++++ GIVEN RECORDS ++++

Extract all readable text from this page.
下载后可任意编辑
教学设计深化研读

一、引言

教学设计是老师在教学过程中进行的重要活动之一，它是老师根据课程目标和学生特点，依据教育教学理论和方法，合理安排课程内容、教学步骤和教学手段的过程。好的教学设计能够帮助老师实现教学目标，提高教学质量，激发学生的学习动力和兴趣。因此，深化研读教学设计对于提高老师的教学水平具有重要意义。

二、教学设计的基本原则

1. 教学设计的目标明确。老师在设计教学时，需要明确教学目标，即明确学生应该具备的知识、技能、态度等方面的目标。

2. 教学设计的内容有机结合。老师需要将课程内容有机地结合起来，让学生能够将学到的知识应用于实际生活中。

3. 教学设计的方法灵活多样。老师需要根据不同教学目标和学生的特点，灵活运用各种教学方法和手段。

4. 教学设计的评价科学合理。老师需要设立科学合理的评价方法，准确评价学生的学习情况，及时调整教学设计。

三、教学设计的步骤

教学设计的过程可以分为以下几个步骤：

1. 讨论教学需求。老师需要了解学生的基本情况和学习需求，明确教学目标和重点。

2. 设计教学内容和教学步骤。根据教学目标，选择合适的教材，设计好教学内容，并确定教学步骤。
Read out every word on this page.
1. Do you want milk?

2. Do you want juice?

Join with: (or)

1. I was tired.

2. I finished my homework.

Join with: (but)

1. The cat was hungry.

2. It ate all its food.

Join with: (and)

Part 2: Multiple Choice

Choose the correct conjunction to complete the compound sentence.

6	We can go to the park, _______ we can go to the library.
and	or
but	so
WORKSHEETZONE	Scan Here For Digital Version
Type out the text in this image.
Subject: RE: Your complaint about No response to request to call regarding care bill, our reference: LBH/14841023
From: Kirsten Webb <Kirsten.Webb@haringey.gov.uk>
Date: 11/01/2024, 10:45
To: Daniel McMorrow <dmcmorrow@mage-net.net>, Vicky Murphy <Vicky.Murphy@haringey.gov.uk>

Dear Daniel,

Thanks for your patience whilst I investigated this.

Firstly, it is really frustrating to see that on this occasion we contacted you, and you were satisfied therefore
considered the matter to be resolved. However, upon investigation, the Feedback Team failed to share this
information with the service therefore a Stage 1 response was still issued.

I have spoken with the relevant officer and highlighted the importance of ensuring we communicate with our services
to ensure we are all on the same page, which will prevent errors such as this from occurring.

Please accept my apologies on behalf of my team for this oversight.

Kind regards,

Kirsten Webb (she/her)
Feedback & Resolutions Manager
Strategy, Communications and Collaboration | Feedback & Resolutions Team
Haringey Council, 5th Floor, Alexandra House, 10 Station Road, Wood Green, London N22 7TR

++++

● **REQUIREMENTS**
Quote the whole listing above, leaving nothing out.

● **EXPECTED OUTPUT**
Extract all readable text from this page.
下载后可任意编辑
教学设计深化研读

一、引言

教学设计是老师在教学过程中进行的重要活动之一，它是老师根据课程目标和学生特点，依据教育教学理论和方法，合理安排课程内容、教学步骤和教学手段的过程。好的教学设计能够帮助老师实现教学目标，提高教学质量，激发学生的学习动力和兴趣。因此，深化研读教学设计对于提高老师的教学水平具有重要意义。

二、教学设计的基本原则

1. 教学设计的目标明确。老师在设计教学时，需要明确教学目标，即明确学生应该具备的知识、技能、态度等方面的目标。

2. 教学设计的内容有机结合。老师需要将课程内容有机地结合起来，让学生能够将学到的知识应用于实际生活中。

3. 教学设计的方法灵活多样。老师需要根据不同教学目标和学生的特点，灵活运用各种教学方法和手段。

4. 教学设计的评价科学合理。老师需要设立科学合理的评价方法，准确评价学生的学习情况，及时调整教学设计。

三、教学设计的步骤

教学设计的过程可以分为以下几个步骤：

1. 讨论教学需求。老师需要了解学生的基本情况和学习需求，明确教学目标和重点。

2. 设计教学内容和教学步骤。根据教学目标，选择合适的教材，设计好教学内容，并确定教学步骤。
Read out every word on this page.
1. Do you want milk?

2. Do you want juice?

Join with: (or)

1. I was tired.

2. I finished my homework.

Join with: (but)

1. The cat was hungry.

2. It ate all its food.

Join with: (and)

Part 2: Multiple Choice

Choose the correct conjunction to complete the compound sentence.

6	We can go to the park, _______ we can go to the library.
and	or
but	so
WORKSHEETZONE	Scan Here For Digital Version
Type out the text in this image.
Subject: RE: Your complaint about No response to request to call regarding care bill, our reference: LBH/14841023
From: Kirsten Webb <Kirsten.Webb@haringey.gov.uk>
Date: 11/01/2024, 10:45
To: Daniel McMorrow <dmcmorrow@mage-net.net>, Vicky Murphy <Vicky.Murphy@haringey.gov.uk>

Dear Daniel,

Thanks for your patience whilst I investigated this.

Firstly, it is really frustrating to see that on this occasion we contacted you, and you were satisfied therefore
considered the matter to be resolved. However, upon investigation, the Feedback Team failed to share this
information with the service therefore a Stage 1 response was still issued.

I have spoken with the relevant officer and highlighted the importance of ensuring we communicate with our services
to ensure we are all on the same page, which will prevent errors such as this from occurring.

Please accept my apologies on behalf of my team for this oversight.

Kind regards,

Kirsten Webb (she/her)
Feedback & Resolutions Manager
Strategy, Communications and Collaboration | Feedback & Resolutions Team
Haringey Council, 5th Floor, Alexandra House, 10 Station Road, Wood Green, London N22 7TR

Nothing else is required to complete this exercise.